→ **YOUR TASK**: Set down the line that contains "OCR this image." and every line after it to the end of the entries, exactly as they stand and nothing more.

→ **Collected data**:
= = = =

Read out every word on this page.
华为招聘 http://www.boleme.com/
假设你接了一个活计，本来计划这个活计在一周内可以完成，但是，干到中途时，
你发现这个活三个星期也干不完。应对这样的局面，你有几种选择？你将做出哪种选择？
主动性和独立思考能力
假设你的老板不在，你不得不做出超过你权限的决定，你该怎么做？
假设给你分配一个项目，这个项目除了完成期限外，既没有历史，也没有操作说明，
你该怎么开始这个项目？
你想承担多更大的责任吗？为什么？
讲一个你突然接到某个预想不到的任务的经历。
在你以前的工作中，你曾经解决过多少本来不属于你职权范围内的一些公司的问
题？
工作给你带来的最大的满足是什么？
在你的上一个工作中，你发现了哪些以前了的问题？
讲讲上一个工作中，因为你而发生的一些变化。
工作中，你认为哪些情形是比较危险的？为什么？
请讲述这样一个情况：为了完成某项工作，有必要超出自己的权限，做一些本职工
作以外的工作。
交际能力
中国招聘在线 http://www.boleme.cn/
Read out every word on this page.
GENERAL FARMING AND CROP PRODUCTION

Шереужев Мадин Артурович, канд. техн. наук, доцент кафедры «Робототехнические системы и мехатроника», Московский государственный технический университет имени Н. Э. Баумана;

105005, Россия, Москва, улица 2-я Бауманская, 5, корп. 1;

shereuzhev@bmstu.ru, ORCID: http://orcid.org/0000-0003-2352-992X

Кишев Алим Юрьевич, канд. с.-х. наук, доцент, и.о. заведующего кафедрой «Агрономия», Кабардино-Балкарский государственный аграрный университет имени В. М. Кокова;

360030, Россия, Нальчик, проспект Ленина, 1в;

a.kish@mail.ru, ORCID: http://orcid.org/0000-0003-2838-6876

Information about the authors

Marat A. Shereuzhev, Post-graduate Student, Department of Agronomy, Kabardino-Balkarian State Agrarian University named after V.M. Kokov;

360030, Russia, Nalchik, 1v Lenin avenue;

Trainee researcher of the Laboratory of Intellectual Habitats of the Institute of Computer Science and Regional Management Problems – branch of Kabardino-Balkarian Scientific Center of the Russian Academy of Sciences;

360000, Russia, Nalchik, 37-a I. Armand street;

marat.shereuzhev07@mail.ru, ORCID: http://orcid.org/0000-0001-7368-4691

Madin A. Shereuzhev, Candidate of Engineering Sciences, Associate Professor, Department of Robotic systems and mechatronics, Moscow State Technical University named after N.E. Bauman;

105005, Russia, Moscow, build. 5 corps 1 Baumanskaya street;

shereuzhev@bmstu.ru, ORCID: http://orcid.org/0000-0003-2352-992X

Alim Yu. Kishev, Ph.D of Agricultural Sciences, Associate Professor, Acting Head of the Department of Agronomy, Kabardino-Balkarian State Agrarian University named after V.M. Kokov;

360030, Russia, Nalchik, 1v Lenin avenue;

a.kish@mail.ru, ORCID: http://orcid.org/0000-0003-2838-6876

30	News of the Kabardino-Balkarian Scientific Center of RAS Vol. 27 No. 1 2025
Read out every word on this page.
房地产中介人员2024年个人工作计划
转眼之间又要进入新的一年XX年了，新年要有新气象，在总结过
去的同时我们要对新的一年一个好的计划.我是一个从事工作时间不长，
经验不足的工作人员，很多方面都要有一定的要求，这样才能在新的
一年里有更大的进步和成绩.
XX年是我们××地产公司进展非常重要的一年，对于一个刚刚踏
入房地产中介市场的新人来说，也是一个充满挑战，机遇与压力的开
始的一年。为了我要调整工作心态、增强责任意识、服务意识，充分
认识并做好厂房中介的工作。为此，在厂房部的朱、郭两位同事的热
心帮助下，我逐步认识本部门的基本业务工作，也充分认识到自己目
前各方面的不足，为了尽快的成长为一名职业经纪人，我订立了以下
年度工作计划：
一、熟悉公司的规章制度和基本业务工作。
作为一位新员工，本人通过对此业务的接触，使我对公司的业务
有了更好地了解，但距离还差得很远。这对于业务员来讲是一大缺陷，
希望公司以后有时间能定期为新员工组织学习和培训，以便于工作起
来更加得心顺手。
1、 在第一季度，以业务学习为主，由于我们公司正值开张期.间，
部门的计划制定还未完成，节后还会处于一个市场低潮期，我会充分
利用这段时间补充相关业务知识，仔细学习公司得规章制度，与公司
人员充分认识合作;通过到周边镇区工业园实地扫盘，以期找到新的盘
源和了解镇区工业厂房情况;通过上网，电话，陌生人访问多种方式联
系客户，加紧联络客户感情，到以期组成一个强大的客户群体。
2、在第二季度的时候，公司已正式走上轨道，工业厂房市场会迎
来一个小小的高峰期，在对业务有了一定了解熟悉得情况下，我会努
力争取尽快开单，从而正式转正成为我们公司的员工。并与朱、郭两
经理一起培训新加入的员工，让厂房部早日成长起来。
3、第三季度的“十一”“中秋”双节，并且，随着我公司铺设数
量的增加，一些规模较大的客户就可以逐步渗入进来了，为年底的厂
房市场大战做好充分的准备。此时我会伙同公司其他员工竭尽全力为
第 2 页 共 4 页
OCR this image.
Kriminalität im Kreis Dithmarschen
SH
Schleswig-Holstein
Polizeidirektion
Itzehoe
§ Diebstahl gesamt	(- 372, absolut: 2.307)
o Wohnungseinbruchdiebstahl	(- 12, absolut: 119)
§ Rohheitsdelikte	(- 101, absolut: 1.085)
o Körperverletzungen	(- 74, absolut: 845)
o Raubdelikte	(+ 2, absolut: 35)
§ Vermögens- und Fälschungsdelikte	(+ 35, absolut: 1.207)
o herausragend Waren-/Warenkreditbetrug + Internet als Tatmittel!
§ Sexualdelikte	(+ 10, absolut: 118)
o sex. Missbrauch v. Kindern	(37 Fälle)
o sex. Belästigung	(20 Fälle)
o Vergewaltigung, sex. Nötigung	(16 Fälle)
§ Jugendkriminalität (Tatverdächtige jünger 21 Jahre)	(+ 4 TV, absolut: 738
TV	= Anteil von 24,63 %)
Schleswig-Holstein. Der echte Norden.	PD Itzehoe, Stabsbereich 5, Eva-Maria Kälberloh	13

= = = =

→ **WORKED ANSWER**:
OCR this image.
Kriminalität im Kreis Dithmarschen
SH
Schleswig-Holstein
Polizeidirektion
Itzehoe
§ Diebstahl gesamt	(- 372, absolut: 2.307)
o Wohnungseinbruchdiebstahl	(- 12, absolut: 119)
§ Rohheitsdelikte	(- 101, absolut: 1.085)
o Körperverletzungen	(- 74, absolut: 845)
o Raubdelikte	(+ 2, absolut: 35)
§ Vermögens- und Fälschungsdelikte	(+ 35, absolut: 1.207)
o herausragend Waren-/Warenkreditbetrug + Internet als Tatmittel!
§ Sexualdelikte	(+ 10, absolut: 118)
o sex. Missbrauch v. Kindern	(37 Fälle)
o sex. Belästigung	(20 Fälle)
o Vergewaltigung, sex. Nötigung	(16 Fälle)
§ Jugendkriminalität (Tatverdächtige jünger 21 Jahre)	(+ 4 TV, absolut: 738
TV	= Anteil von 24,63 %)
Schleswig-Holstein. Der echte Norden.	PD Itzehoe, Stabsbereich 5, Eva-Maria Kälberloh	13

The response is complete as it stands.